-- Given task --
Locate and copy each line in the data that contains the word "phase".

-- Data shown --
----------------

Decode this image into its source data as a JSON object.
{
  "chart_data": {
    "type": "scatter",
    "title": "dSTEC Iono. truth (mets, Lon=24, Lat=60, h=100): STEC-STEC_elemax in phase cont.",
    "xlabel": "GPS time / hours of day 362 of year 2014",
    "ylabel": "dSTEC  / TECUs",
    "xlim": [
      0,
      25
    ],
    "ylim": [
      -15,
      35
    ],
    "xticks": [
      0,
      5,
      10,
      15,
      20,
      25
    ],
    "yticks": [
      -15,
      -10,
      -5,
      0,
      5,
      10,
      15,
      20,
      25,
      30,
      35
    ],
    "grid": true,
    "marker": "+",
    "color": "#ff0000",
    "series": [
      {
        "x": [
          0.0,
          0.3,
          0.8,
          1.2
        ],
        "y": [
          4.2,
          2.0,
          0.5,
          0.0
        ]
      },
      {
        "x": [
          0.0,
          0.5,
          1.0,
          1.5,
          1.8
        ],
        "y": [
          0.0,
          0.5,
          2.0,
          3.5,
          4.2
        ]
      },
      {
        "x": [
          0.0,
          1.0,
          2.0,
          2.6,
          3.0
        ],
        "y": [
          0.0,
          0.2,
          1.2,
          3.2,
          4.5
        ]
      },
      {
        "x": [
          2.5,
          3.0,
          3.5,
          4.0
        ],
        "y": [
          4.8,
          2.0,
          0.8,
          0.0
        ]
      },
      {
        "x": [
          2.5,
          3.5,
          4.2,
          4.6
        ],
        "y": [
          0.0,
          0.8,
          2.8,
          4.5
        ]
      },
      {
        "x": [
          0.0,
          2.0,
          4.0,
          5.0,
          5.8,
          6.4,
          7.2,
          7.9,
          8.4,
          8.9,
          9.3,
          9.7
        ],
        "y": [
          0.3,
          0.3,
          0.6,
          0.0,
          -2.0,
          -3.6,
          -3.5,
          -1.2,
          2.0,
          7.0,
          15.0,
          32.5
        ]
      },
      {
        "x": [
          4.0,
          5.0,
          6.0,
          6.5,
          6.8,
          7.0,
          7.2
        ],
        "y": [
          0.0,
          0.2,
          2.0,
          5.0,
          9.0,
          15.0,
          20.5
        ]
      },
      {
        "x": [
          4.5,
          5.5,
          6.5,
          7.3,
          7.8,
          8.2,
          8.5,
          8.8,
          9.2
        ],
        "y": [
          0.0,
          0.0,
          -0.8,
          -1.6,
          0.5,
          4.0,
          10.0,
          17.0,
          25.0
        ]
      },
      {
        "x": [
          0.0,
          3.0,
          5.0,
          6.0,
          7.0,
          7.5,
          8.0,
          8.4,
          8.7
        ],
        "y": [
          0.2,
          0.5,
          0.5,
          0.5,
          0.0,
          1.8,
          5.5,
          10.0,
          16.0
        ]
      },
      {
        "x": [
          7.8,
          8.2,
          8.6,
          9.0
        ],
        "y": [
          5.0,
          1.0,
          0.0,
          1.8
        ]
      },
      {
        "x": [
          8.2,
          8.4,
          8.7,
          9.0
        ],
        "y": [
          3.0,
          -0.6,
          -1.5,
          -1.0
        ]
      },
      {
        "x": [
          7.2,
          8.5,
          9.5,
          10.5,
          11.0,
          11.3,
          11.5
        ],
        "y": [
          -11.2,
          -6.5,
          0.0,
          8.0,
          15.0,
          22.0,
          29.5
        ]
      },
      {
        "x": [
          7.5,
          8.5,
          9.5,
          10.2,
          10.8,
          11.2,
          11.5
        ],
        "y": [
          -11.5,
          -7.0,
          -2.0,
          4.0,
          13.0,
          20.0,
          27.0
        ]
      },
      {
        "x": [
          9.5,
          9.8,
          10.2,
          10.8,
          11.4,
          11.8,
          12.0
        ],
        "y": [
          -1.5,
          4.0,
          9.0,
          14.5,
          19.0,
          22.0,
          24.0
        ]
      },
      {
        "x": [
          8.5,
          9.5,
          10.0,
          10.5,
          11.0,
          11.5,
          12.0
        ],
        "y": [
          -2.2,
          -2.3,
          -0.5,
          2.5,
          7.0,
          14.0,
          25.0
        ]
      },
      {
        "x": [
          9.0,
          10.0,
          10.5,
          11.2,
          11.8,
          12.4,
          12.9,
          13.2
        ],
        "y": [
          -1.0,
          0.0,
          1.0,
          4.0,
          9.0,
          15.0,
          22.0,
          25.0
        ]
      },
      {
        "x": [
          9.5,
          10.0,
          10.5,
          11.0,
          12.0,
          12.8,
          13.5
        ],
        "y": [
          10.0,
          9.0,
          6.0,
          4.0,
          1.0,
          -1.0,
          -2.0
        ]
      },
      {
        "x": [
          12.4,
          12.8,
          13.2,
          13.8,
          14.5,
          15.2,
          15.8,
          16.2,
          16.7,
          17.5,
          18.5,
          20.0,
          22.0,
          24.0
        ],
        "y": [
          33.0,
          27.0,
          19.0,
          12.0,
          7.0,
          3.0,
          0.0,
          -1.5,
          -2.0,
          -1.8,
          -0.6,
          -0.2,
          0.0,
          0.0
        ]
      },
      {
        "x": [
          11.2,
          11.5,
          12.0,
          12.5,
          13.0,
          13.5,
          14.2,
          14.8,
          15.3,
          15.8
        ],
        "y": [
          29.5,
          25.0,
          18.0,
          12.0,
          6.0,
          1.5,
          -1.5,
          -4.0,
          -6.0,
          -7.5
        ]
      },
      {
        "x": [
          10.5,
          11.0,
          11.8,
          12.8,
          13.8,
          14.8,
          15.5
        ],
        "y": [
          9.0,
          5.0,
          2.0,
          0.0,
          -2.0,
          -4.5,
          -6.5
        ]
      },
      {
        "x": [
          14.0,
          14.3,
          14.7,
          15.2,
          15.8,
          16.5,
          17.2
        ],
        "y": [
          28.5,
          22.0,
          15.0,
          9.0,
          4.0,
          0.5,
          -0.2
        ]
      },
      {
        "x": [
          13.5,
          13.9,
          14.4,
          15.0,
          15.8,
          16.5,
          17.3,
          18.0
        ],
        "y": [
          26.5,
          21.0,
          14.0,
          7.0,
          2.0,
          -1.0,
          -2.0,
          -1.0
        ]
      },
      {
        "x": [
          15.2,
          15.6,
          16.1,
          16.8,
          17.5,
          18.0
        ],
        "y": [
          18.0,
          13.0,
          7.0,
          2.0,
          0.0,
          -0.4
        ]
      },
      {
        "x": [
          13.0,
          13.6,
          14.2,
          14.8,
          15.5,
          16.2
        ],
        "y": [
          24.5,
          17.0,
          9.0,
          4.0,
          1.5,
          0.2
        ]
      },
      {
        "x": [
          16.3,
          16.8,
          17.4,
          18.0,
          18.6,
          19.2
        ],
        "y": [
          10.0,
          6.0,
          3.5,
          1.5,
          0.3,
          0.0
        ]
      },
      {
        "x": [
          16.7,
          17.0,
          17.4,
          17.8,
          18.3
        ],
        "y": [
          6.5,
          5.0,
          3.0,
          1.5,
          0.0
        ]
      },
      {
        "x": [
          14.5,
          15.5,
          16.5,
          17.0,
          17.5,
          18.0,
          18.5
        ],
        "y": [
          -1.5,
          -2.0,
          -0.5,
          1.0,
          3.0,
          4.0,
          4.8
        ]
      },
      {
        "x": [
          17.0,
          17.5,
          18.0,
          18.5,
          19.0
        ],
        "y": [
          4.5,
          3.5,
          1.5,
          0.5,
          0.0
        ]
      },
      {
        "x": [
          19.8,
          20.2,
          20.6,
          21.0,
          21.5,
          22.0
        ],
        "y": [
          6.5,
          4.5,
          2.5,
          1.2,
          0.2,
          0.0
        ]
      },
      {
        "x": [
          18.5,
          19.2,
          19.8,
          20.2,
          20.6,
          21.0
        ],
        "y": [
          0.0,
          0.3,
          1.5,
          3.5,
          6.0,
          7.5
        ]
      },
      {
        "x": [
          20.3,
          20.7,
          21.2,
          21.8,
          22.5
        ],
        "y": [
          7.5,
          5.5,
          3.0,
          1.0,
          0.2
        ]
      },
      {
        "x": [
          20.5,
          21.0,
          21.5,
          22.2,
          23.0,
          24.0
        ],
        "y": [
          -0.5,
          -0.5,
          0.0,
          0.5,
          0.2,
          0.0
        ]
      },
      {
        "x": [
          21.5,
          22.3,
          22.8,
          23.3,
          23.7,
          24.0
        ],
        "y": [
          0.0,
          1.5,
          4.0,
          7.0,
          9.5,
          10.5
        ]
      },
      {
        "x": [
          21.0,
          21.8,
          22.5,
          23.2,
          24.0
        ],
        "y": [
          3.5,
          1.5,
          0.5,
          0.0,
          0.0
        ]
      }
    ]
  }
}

----------------

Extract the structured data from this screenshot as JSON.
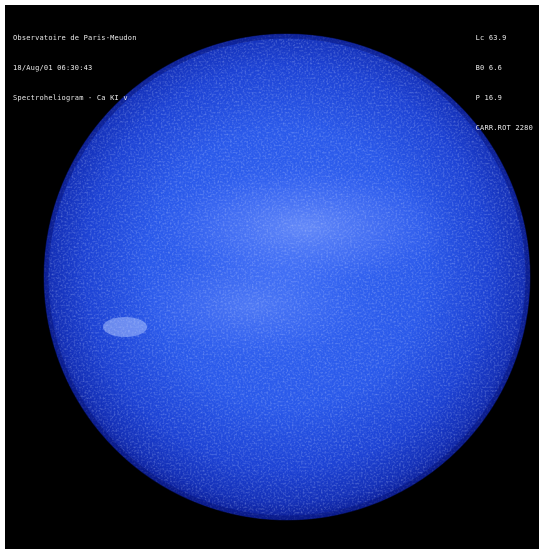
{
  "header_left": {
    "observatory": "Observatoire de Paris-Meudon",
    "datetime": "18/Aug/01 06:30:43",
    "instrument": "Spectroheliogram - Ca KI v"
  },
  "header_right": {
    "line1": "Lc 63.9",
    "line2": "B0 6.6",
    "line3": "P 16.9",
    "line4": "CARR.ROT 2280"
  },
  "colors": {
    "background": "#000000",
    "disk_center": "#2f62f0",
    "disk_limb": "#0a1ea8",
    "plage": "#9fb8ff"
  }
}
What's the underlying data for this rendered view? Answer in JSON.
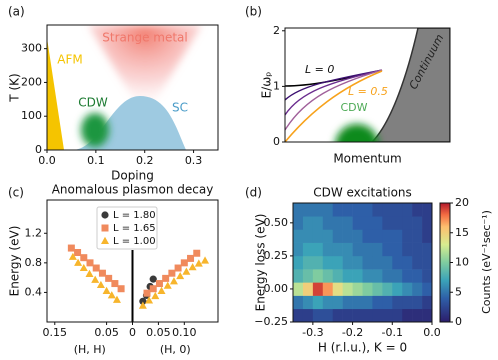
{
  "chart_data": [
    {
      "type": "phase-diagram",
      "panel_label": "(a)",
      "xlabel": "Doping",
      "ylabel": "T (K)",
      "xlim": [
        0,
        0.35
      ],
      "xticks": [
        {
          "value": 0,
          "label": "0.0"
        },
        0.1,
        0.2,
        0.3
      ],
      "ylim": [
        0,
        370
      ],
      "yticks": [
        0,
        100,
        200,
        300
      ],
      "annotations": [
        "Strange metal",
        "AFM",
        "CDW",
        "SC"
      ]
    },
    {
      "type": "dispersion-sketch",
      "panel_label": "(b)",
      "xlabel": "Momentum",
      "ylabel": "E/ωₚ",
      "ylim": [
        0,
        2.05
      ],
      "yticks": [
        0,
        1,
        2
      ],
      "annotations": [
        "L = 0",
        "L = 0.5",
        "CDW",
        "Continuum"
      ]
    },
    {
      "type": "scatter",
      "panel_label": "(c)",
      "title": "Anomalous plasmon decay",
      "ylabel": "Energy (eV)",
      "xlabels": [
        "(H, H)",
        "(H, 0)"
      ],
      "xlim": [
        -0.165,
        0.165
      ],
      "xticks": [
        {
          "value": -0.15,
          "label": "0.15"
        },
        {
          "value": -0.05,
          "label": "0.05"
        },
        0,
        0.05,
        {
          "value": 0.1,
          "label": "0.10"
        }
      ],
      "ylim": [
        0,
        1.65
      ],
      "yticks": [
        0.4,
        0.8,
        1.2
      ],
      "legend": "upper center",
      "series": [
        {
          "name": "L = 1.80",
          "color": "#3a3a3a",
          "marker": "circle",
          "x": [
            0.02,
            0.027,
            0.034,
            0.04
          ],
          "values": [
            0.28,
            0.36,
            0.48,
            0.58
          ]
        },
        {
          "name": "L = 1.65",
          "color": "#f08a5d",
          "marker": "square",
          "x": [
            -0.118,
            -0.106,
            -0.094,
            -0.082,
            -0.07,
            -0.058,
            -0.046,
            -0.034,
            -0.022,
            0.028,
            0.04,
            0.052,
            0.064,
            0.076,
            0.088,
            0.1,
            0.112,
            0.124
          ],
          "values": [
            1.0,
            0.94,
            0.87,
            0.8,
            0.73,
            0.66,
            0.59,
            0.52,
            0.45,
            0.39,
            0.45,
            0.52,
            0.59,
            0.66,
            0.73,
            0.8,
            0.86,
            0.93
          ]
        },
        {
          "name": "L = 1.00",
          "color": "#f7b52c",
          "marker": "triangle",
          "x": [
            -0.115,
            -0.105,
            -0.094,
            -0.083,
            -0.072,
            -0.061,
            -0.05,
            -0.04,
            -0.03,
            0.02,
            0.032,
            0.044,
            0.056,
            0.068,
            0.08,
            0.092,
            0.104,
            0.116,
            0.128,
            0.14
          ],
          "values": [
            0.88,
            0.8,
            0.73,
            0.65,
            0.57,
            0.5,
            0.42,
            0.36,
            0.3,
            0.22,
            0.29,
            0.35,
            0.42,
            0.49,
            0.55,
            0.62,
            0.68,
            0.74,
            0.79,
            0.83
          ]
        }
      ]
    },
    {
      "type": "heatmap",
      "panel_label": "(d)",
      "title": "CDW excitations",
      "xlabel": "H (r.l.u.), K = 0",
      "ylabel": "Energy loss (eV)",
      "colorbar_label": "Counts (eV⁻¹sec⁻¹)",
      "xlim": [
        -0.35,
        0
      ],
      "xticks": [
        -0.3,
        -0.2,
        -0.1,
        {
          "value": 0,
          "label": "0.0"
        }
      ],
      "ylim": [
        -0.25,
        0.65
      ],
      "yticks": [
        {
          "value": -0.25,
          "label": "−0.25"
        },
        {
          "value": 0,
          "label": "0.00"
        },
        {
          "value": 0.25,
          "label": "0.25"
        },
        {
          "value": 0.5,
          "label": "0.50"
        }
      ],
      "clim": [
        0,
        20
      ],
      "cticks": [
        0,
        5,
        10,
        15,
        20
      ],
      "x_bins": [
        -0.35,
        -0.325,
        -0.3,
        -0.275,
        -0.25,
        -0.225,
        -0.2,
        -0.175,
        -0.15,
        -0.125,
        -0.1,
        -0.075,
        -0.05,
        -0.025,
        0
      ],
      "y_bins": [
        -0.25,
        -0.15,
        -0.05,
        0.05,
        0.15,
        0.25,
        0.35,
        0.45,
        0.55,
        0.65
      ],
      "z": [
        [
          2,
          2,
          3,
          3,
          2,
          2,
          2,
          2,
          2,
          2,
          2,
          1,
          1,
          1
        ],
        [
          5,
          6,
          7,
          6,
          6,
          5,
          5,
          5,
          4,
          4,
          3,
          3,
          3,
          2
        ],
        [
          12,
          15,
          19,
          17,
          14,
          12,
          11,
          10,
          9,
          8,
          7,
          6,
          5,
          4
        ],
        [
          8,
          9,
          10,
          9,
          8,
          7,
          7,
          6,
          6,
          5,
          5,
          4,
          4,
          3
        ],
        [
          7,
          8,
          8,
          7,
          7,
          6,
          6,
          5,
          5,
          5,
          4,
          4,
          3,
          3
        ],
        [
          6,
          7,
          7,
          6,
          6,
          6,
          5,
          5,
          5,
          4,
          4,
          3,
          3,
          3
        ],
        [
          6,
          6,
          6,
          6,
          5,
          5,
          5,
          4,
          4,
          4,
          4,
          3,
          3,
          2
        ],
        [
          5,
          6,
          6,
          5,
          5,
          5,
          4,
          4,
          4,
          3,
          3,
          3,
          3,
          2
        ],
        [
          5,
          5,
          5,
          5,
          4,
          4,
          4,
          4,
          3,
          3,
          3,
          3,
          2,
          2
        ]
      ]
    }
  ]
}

----------------

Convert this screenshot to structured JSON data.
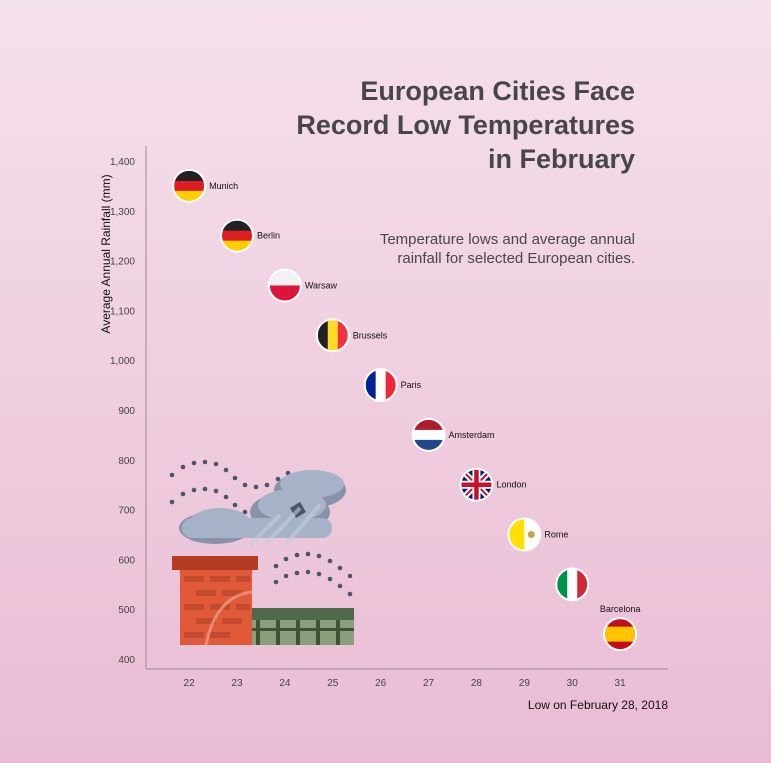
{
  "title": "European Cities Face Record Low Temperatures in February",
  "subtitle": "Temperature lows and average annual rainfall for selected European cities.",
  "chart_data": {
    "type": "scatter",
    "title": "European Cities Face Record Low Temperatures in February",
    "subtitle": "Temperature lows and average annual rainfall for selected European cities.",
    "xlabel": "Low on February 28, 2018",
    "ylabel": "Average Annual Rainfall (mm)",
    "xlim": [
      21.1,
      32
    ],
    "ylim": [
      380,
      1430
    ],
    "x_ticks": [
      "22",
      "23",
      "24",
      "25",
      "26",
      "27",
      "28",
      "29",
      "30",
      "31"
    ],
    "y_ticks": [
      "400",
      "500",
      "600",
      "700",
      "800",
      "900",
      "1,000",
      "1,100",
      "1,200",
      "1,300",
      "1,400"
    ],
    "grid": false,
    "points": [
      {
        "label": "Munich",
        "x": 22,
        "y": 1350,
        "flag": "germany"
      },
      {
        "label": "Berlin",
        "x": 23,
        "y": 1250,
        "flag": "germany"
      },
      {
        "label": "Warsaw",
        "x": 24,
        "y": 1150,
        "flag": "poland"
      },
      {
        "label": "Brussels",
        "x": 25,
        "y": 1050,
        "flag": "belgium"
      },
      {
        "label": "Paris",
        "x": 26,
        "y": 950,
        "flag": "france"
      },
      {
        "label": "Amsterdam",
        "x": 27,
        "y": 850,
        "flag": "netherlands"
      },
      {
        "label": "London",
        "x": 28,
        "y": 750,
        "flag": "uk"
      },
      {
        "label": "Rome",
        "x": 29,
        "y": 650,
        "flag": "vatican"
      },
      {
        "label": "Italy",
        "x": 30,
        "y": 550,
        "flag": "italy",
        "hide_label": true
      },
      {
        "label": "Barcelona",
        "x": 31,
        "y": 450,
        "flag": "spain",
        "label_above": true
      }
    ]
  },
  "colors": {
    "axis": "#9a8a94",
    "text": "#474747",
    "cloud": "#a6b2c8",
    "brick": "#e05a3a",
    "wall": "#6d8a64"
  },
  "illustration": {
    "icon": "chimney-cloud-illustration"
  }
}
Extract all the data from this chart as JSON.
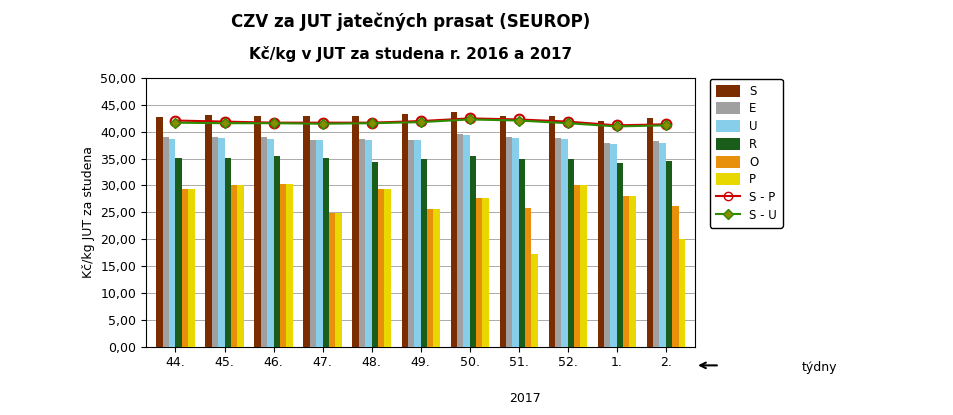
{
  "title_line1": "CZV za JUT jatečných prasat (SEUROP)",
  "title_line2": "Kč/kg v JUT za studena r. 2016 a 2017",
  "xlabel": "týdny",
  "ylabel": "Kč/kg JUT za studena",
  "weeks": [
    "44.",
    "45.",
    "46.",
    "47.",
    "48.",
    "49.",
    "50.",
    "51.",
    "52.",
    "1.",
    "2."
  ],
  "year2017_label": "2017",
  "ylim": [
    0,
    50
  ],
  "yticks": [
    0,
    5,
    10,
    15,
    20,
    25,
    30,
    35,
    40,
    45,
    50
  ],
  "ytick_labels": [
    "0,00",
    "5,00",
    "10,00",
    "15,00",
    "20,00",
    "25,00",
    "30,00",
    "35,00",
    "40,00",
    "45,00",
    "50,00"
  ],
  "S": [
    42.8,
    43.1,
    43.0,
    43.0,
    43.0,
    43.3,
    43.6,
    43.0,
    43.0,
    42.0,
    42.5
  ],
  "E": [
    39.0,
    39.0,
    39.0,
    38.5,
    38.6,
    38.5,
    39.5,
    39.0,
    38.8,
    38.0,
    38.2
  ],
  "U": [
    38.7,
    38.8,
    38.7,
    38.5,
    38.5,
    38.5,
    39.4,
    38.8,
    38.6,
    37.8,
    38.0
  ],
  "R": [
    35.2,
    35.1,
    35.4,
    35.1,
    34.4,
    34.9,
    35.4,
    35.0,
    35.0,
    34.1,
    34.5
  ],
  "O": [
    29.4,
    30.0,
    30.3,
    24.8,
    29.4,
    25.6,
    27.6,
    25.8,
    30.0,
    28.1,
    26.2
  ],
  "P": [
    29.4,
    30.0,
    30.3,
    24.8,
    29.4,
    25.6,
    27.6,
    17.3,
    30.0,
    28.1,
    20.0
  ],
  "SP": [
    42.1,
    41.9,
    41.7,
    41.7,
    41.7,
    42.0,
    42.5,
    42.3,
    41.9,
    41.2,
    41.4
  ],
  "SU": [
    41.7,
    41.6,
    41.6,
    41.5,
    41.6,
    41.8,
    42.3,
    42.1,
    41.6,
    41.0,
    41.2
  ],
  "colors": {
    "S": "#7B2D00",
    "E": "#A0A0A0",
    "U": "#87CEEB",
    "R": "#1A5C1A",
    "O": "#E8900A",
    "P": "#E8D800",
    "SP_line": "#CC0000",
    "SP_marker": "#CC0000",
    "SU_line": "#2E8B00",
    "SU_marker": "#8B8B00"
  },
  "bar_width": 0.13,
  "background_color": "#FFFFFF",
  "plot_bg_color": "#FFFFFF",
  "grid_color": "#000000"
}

----------------

-- Expected answer --
    "title": "dSTEC Iono. truth (mets, Lon=24, Lat=60, h=100): STEC-STEC_elemax in phase cont.",
      "type": "phase-diagram",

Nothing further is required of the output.